**TASK DETAILS**
Copy every line in the records below that contains the word "from".

====== DATA RECORDS

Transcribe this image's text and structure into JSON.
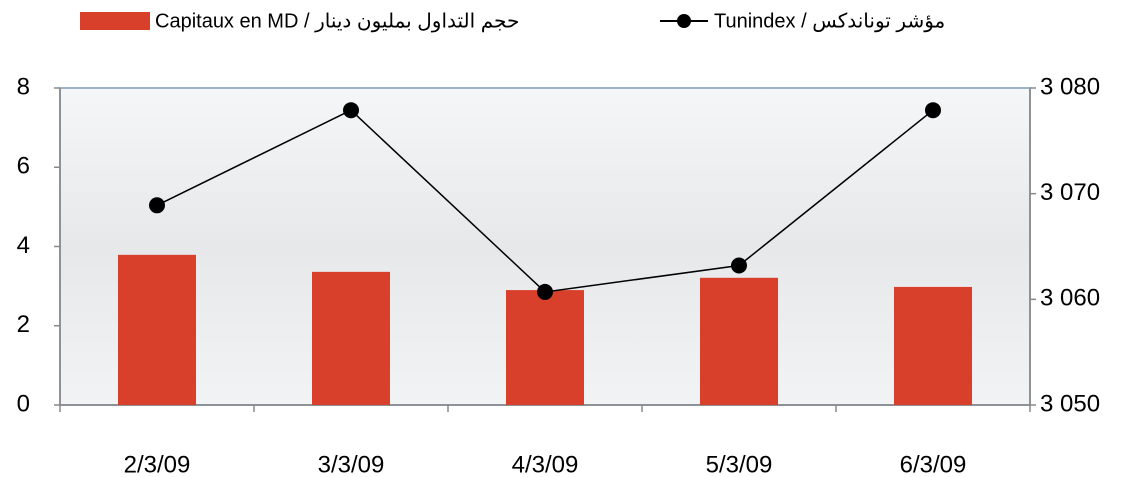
{
  "chart_data": {
    "type": "bar_line",
    "categories": [
      "2/3/09",
      "3/3/09",
      "4/3/09",
      "5/3/09",
      "6/3/09"
    ],
    "series": [
      {
        "name": "Capitaux en MD / حجم التداول بمليون دينار",
        "color": "#d9402b",
        "type": "bar",
        "values": [
          3.79,
          3.36,
          2.9,
          3.21,
          2.98
        ]
      },
      {
        "name": "Tunindex / مؤشر توناندكس",
        "color": "#000000",
        "type": "line",
        "axis": "y2",
        "values": [
          3068.9,
          3077.9,
          3060.7,
          3063.2,
          3077.9
        ]
      }
    ],
    "ylim": [
      0,
      8
    ],
    "yticks": [
      0,
      2,
      4,
      6,
      8
    ],
    "y2lim": [
      3050,
      3080
    ],
    "y2ticks": [
      {
        "value": 3050,
        "label": "3 050"
      },
      {
        "value": 3060,
        "label": "3 060"
      },
      {
        "value": 3070,
        "label": "3 070"
      },
      {
        "value": 3080,
        "label": "3 080"
      }
    ]
  }
}
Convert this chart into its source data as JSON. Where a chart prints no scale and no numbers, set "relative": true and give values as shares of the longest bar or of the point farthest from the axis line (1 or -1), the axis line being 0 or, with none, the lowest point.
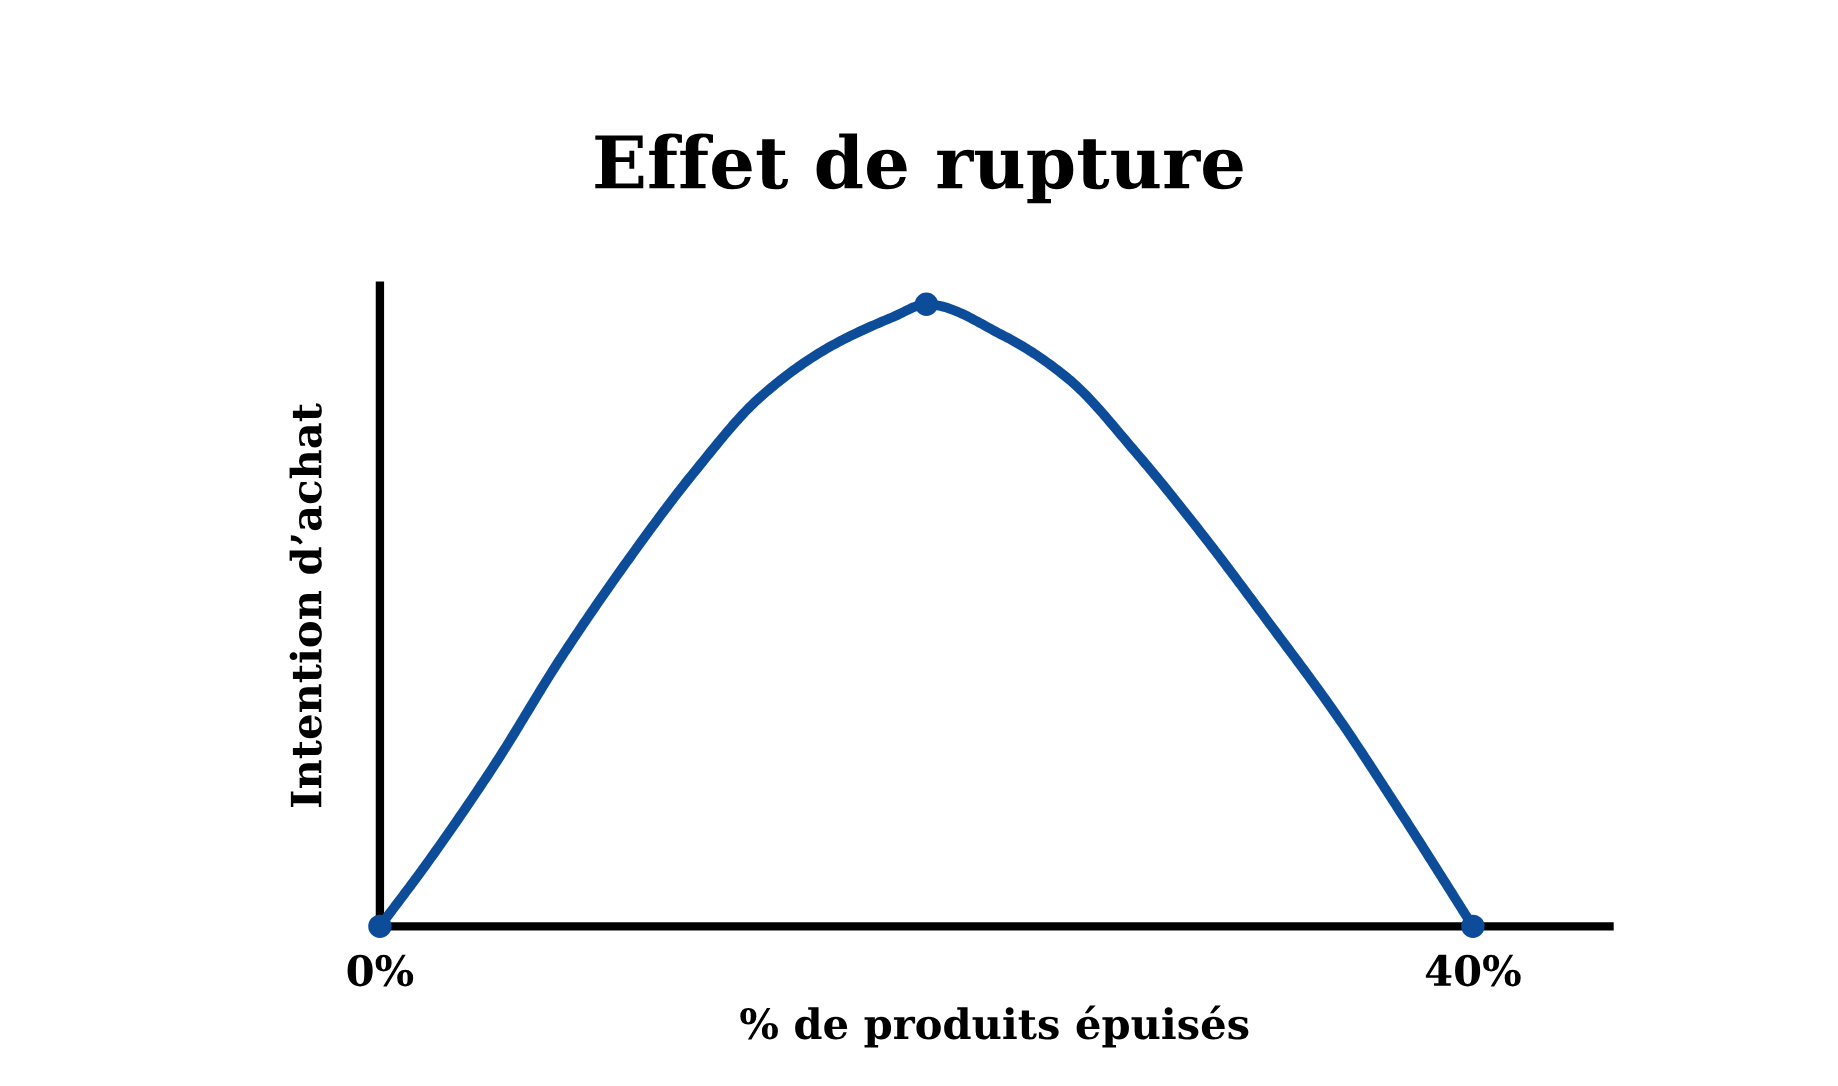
{
  "chart_data": {
    "type": "line",
    "title": "Effet de rupture",
    "xlabel": "% de produits épuisés",
    "ylabel": "Intention d’achat",
    "relative": true,
    "xlim": [
      0,
      45
    ],
    "xticks": [
      {
        "value": 0,
        "label": "0%"
      },
      {
        "value": 40,
        "label": "40%"
      }
    ],
    "grid": false,
    "series": [
      {
        "color": "#0d4c99",
        "marker": "none",
        "x": [
          0,
          1.7,
          4.2,
          6.6,
          9.1,
          11.5,
          13.9,
          16.4,
          18.8,
          20,
          22.8,
          25.2,
          27.7,
          30.1,
          32.5,
          35,
          37.4,
          40
        ],
        "values": [
          0,
          0.1,
          0.26,
          0.43,
          0.59,
          0.73,
          0.85,
          0.93,
          0.98,
          1,
          0.95,
          0.88,
          0.76,
          0.63,
          0.49,
          0.34,
          0.18,
          0
        ]
      },
      {
        "type": "scatter",
        "color": "#0d4c99",
        "marker": "circle",
        "x": [
          0,
          20,
          40
        ],
        "values": [
          0,
          1,
          0
        ]
      }
    ]
  }
}
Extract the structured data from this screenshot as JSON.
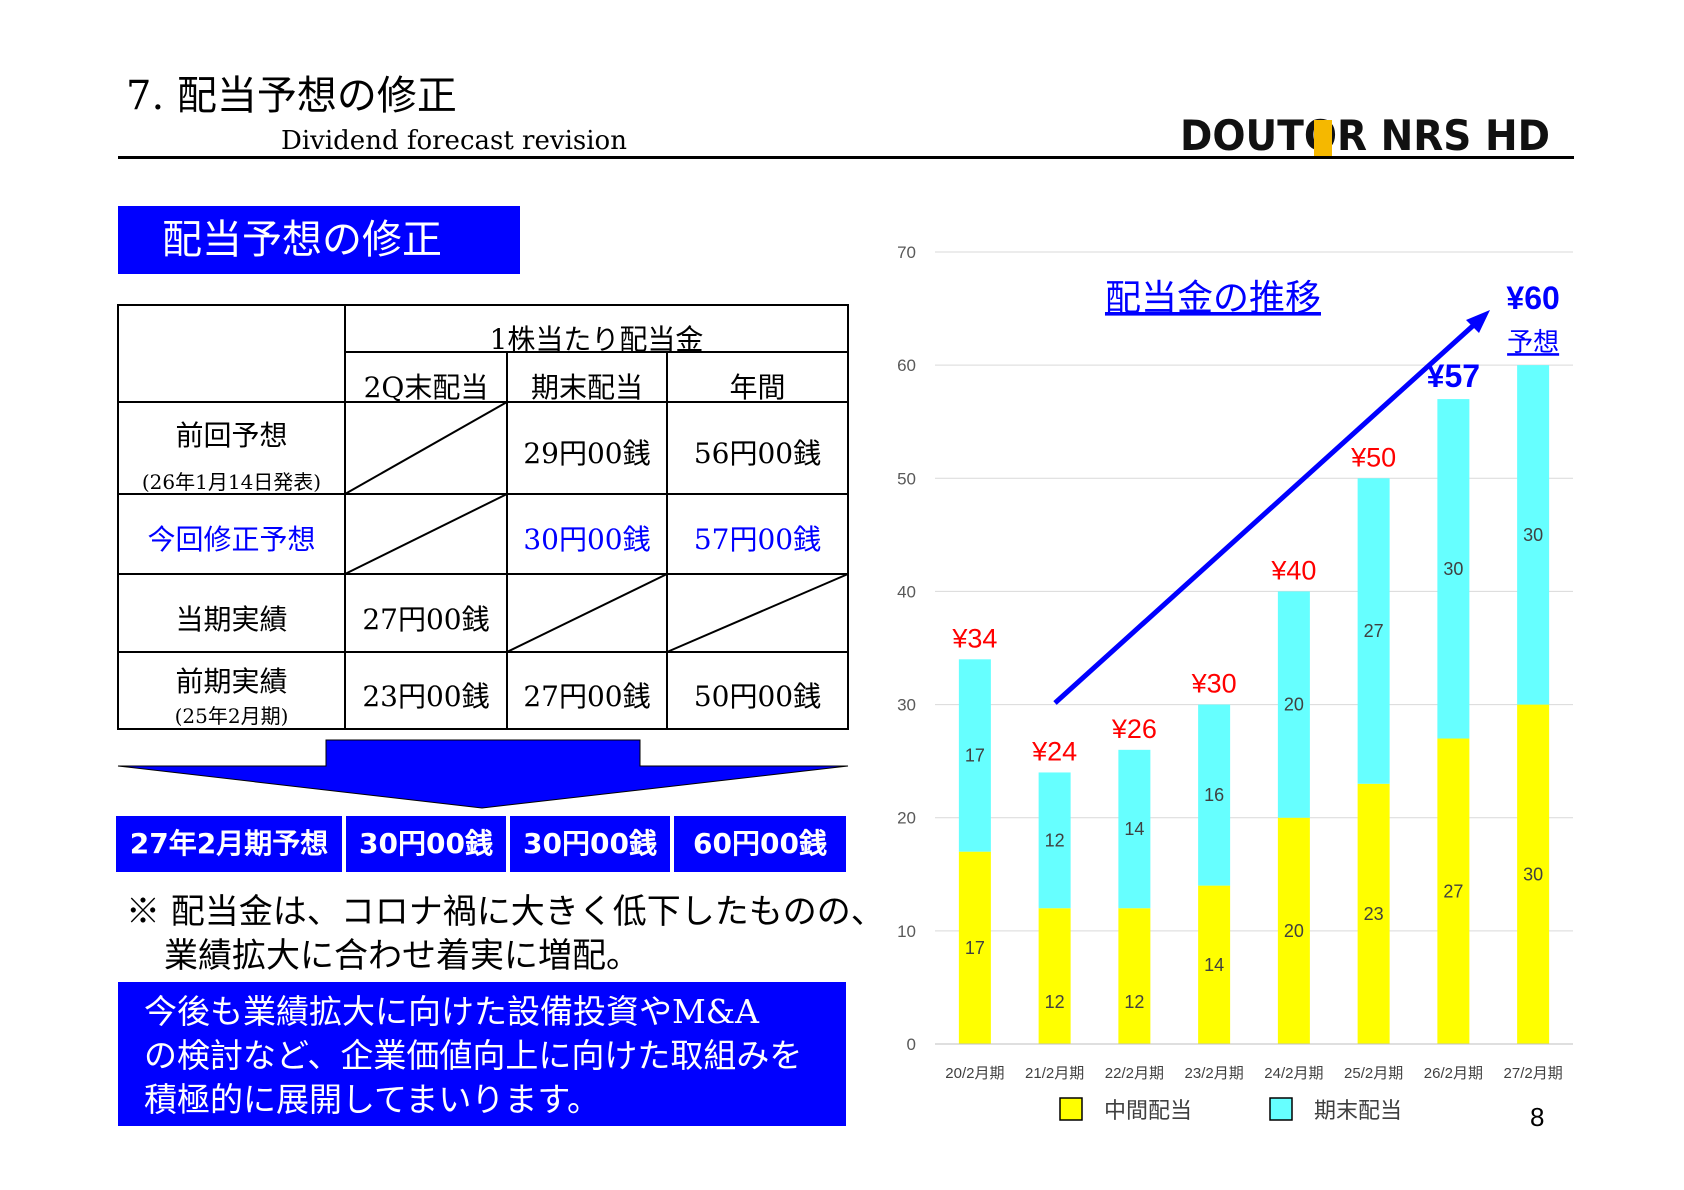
{
  "header": {
    "title": "7. 配当予想の修正",
    "subtitle": "Dividend forecast revision",
    "logo_text": "DOUTOR NRS HD"
  },
  "section_heading": "配当予想の修正",
  "table": {
    "group_header": "1株当たり配当金",
    "columns": [
      "2Q末配当",
      "期末配当",
      "年間"
    ],
    "rows": [
      {
        "label": "前回予想",
        "sublabel": "(26年1月14日発表)",
        "q2": "",
        "year_end": "29円00銭",
        "annual": "56円00銭"
      },
      {
        "label": "今回修正予想",
        "sublabel": "",
        "q2": "",
        "year_end": "30円00銭",
        "annual": "57円00銭"
      },
      {
        "label": "当期実績",
        "sublabel": "",
        "q2": "27円00銭",
        "year_end": "",
        "annual": ""
      },
      {
        "label": "前期実績",
        "sublabel": "(25年2月期)",
        "q2": "23円00銭",
        "year_end": "27円00銭",
        "annual": "50円00銭"
      }
    ]
  },
  "forecast_row": {
    "label": "27年2月期予想",
    "q2": "30円00銭",
    "year_end": "30円00銭",
    "annual": "60円00銭"
  },
  "note": {
    "line1": "※ 配当金は、コロナ禍に大きく低下したものの、",
    "line2": "業績拡大に合わせ着実に増配。"
  },
  "box": {
    "line1": "今後も業績拡大に向けた設備投資やM&A",
    "line2": "の検討など、企業価値向上に向けた取組みを",
    "line3": "積極的に展開してまいります。"
  },
  "page_number": "8",
  "chart_data": {
    "type": "bar",
    "stacked": true,
    "title": "配当金の推移",
    "categories": [
      "20/2月期",
      "21/2月期",
      "22/2月期",
      "23/2月期",
      "24/2月期",
      "25/2月期",
      "26/2月期",
      "27/2月期"
    ],
    "series": [
      {
        "name": "中間配当",
        "color": "#ffff00",
        "values": [
          17,
          12,
          12,
          14,
          20,
          23,
          27,
          30
        ]
      },
      {
        "name": "期末配当",
        "color": "#66ffff",
        "values": [
          17,
          12,
          14,
          16,
          20,
          27,
          30,
          30
        ]
      }
    ],
    "totals": [
      "¥34",
      "¥24",
      "¥26",
      "¥30",
      "¥40",
      "¥50",
      "¥57",
      "¥60"
    ],
    "forecast_label": "予想",
    "ylim": [
      0,
      70
    ],
    "yticks": [
      0,
      10,
      20,
      30,
      40,
      50,
      60,
      70
    ],
    "grid": true,
    "legend": "bottom",
    "colors": {
      "total_label": "#ff0000",
      "highlight_total": "#0000ff",
      "arrow": "#0000ff"
    }
  }
}
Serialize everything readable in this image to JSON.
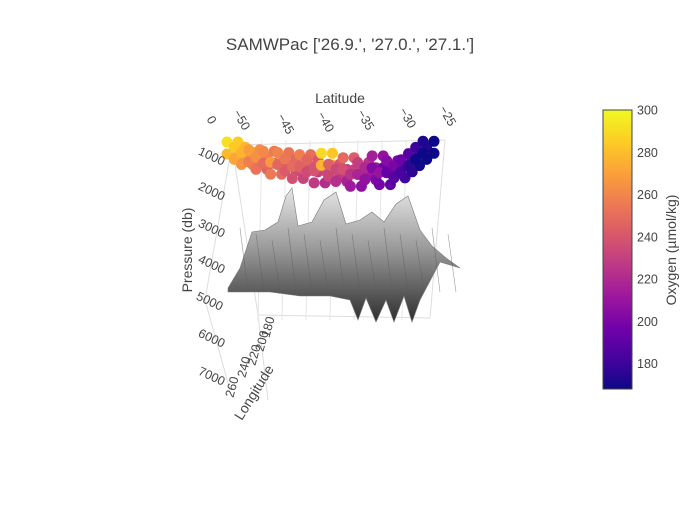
{
  "chart_data": {
    "type": "scatter",
    "title": "SAMWPac ['26.9.', '27.0.', '27.1.']",
    "axes": {
      "latitude": {
        "label": "Latitude",
        "ticks": [
          "0",
          "−50",
          "−45",
          "−40",
          "−35",
          "−30",
          "−25"
        ]
      },
      "pressure": {
        "label": "Pressure (db)",
        "ticks": [
          "1000",
          "2000",
          "3000",
          "4000",
          "5000",
          "6000",
          "7000"
        ],
        "range": [
          0,
          7000
        ]
      },
      "longitude": {
        "label": "Longitude",
        "ticks": [
          "260",
          "240",
          "220",
          "200",
          "180"
        ]
      }
    },
    "colorbar": {
      "title": "Oxygen (µmol/kg)",
      "range": [
        168,
        300
      ],
      "ticks": [
        "300",
        "280",
        "260",
        "240",
        "220",
        "200",
        "180"
      ],
      "colorscale": [
        "#0d0887",
        "#46039f",
        "#7201a8",
        "#9c179e",
        "#bd3786",
        "#d8576b",
        "#ed7953",
        "#fb9f3a",
        "#fdca26",
        "#f0f921"
      ]
    },
    "series": [
      {
        "kind": "scatter3d",
        "points": [
          {
            "lat": -53,
            "p": 1000,
            "o2": 292
          },
          {
            "lat": -52,
            "p": 1050,
            "o2": 285
          },
          {
            "lat": -51,
            "p": 1100,
            "o2": 278
          },
          {
            "lat": -50,
            "p": 1080,
            "o2": 270
          },
          {
            "lat": -49,
            "p": 1150,
            "o2": 265
          },
          {
            "lat": -48,
            "p": 1100,
            "o2": 262
          },
          {
            "lat": -47,
            "p": 1200,
            "o2": 268
          },
          {
            "lat": -46,
            "p": 1120,
            "o2": 260
          },
          {
            "lat": -45,
            "p": 1180,
            "o2": 255
          },
          {
            "lat": -44,
            "p": 1250,
            "o2": 250
          },
          {
            "lat": -43,
            "p": 1150,
            "o2": 258
          },
          {
            "lat": -42,
            "p": 1200,
            "o2": 248
          },
          {
            "lat": -41,
            "p": 1300,
            "o2": 240
          },
          {
            "lat": -40,
            "p": 1150,
            "o2": 290
          },
          {
            "lat": -39,
            "p": 1250,
            "o2": 245
          },
          {
            "lat": -38,
            "p": 1300,
            "o2": 235
          },
          {
            "lat": -37,
            "p": 1200,
            "o2": 250
          },
          {
            "lat": -36,
            "p": 1350,
            "o2": 225
          },
          {
            "lat": -35,
            "p": 1250,
            "o2": 230
          },
          {
            "lat": -34,
            "p": 1300,
            "o2": 220
          },
          {
            "lat": -33,
            "p": 1200,
            "o2": 215
          },
          {
            "lat": -32,
            "p": 1350,
            "o2": 210
          },
          {
            "lat": -31,
            "p": 1250,
            "o2": 205
          },
          {
            "lat": -30,
            "p": 1300,
            "o2": 200
          },
          {
            "lat": -29,
            "p": 1250,
            "o2": 195
          },
          {
            "lat": -28,
            "p": 1200,
            "o2": 188
          },
          {
            "lat": -27,
            "p": 1150,
            "o2": 180
          },
          {
            "lat": -26,
            "p": 1100,
            "o2": 172
          }
        ]
      },
      {
        "kind": "surface",
        "name": "",
        "colors": [
          "#2f2f2f",
          "#e6e6e6"
        ]
      }
    ]
  }
}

============

**RESPONSE TO THIS EXERCISE**
Convert this chart into its source data as JSON. Where a chart prints no scale and no numbers, set "relative": true and give values as shares of the longest bar or of the point farthest from the axis line (1 or -1), the axis line being 0 or, with none, the lowest point.
Extract the structured data from this screenshot as JSON.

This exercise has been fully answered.